→ **YOUR OBJECTIVE**
Consider the data that follows and state how many lines contain the string "deduction", using the number alone.
───── DATASET ─────
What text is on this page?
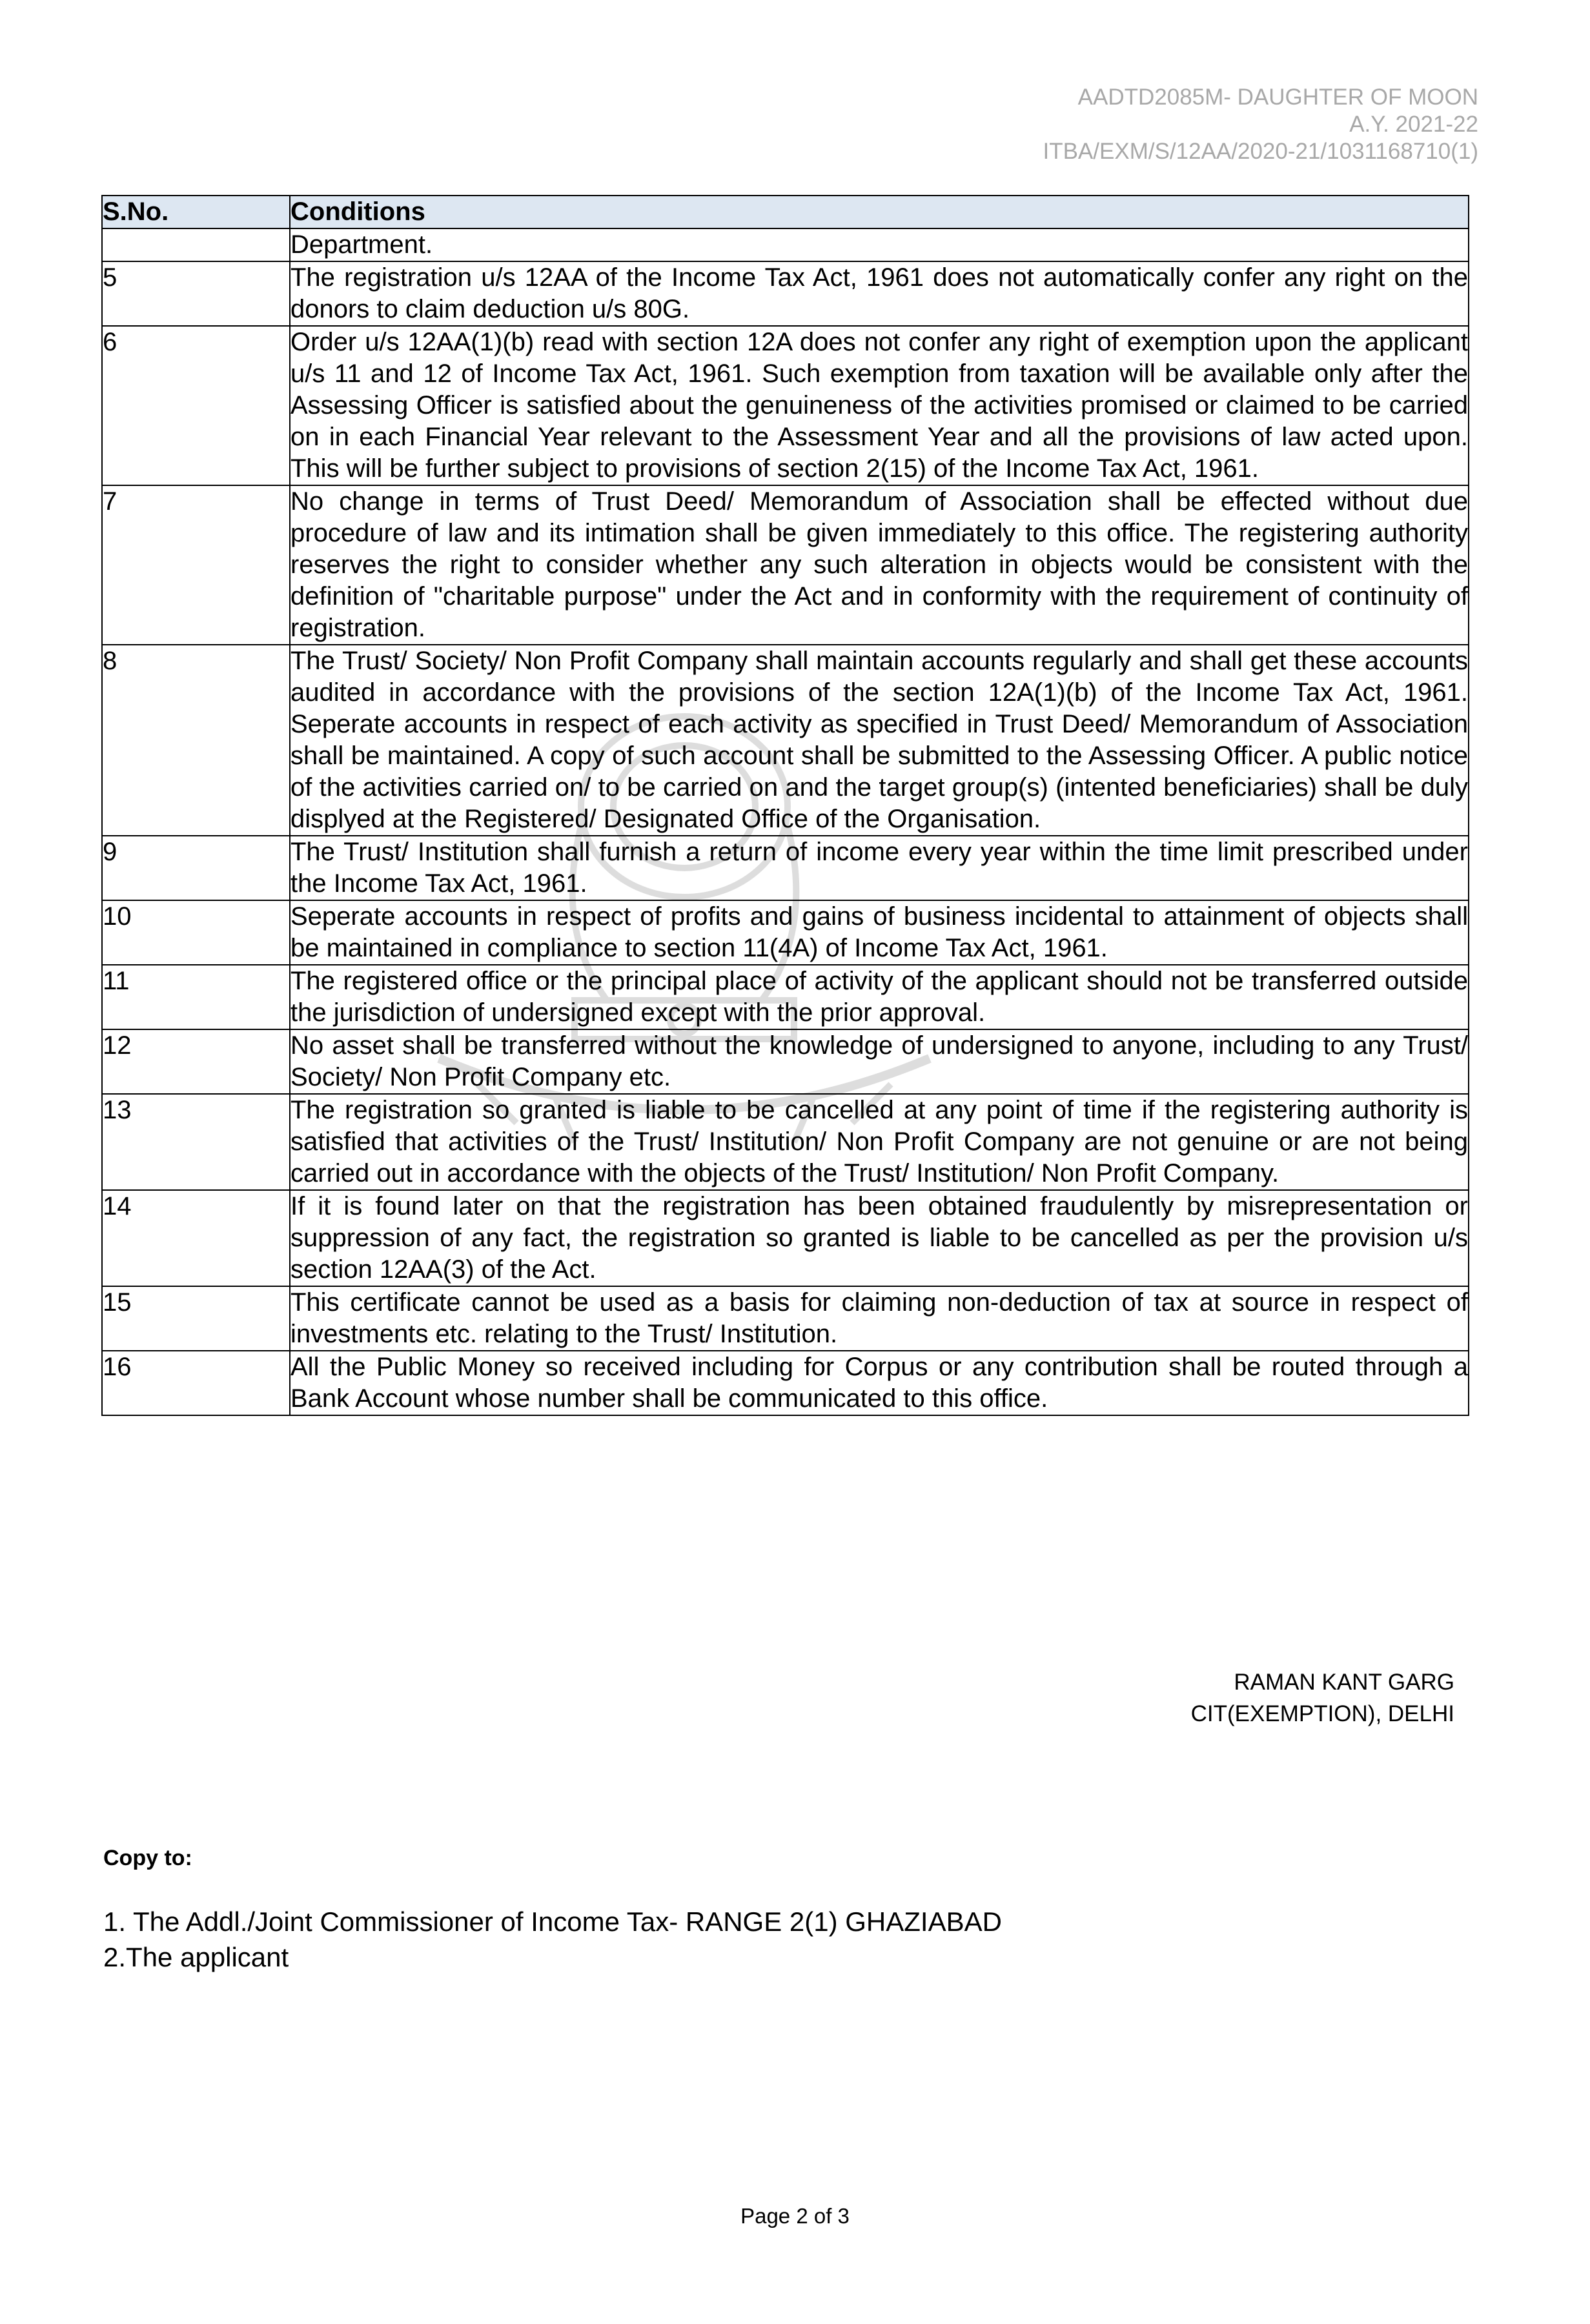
AADTD2085M- DAUGHTER OF MOON
A.Y. 2021-22
ITBA/EXM/S/12AA/2020-21/1031168710(1)
S.No.	Conditions
	Department.
5	The registration u/s 12AA of the Income Tax Act, 1961 does not automatically confer any right on the donors to claim deduction u/s 80G.
6	Order u/s 12AA(1)(b) read with section 12A does not confer any right of exemption upon the applicant u/s 11 and 12 of Income Tax Act, 1961. Such exemption from taxation will be available only after the Assessing Officer is satisfied about the genuineness of the activities promised or claimed to be carried on in each Financial Year relevant to the Assessment Year and all the provisions of law acted upon. This will be further subject to provisions of section 2(15) of the Income Tax Act, 1961.
7	No change in terms of Trust Deed/ Memorandum of Association shall be effected without due procedure of law and its intimation shall be given immediately to this office. The registering authority reserves the right to consider whether any such alteration in objects would be consistent with the definition of "charitable purpose" under the Act and in conformity with the requirement of continuity of registration.
8	The Trust/ Society/ Non Profit Company shall maintain accounts regularly and shall get these accounts audited in accordance with the provisions of the section 12A(1)(b) of the Income Tax Act, 1961. Seperate accounts in respect of each activity as specified in Trust Deed/ Memorandum of Association shall be maintained. A copy of such account shall be submitted to the Assessing Officer. A public notice of the activities carried on/ to be carried on and the target group(s) (intented beneficiaries) shall be duly displyed at the Registered/ Designated Office of the Organisation.
9	The Trust/ Institution shall furnish a return of income every year within the time limit prescribed under the Income Tax Act, 1961.
10	Seperate accounts in respect of profits and gains of business incidental to attainment of objects shall be maintained in compliance to section 11(4A) of Income Tax Act, 1961.
11	The registered office or the principal place of activity of the applicant should not be transferred outside the jurisdiction of undersigned except with the prior approval.
12	No asset shall be transferred without the knowledge of undersigned to anyone, including to any Trust/ Society/ Non Profit Company etc.
13	The registration so granted is liable to be cancelled at any point of time if the registering authority is satisfied that activities of the Trust/ Institution/ Non Profit Company are not genuine or are not being carried out in accordance with the objects of the Trust/ Institution/ Non Profit Company.
14	If it is found later on that the registration has been obtained fraudulently by misrepresentation or suppression of any fact, the registration so granted is liable to be cancelled as per the provision u/s section 12AA(3) of the Act.
15	This certificate cannot be used as a basis for claiming non-deduction of tax at source in respect of investments etc. relating to the Trust/ Institution.
16	All the Public Money so received including for Corpus or any contribution shall be routed through a Bank Account whose number shall be communicated to this office.
RAMAN KANT GARG
CIT(EXEMPTION), DELHI
Copy to:
1. The Addl./Joint Commissioner of Income Tax- RANGE 2(1) GHAZIABAD
2.The applicant
Page 2 of 3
─────
→ **RESPONSE TO THIS EXERCISE**
2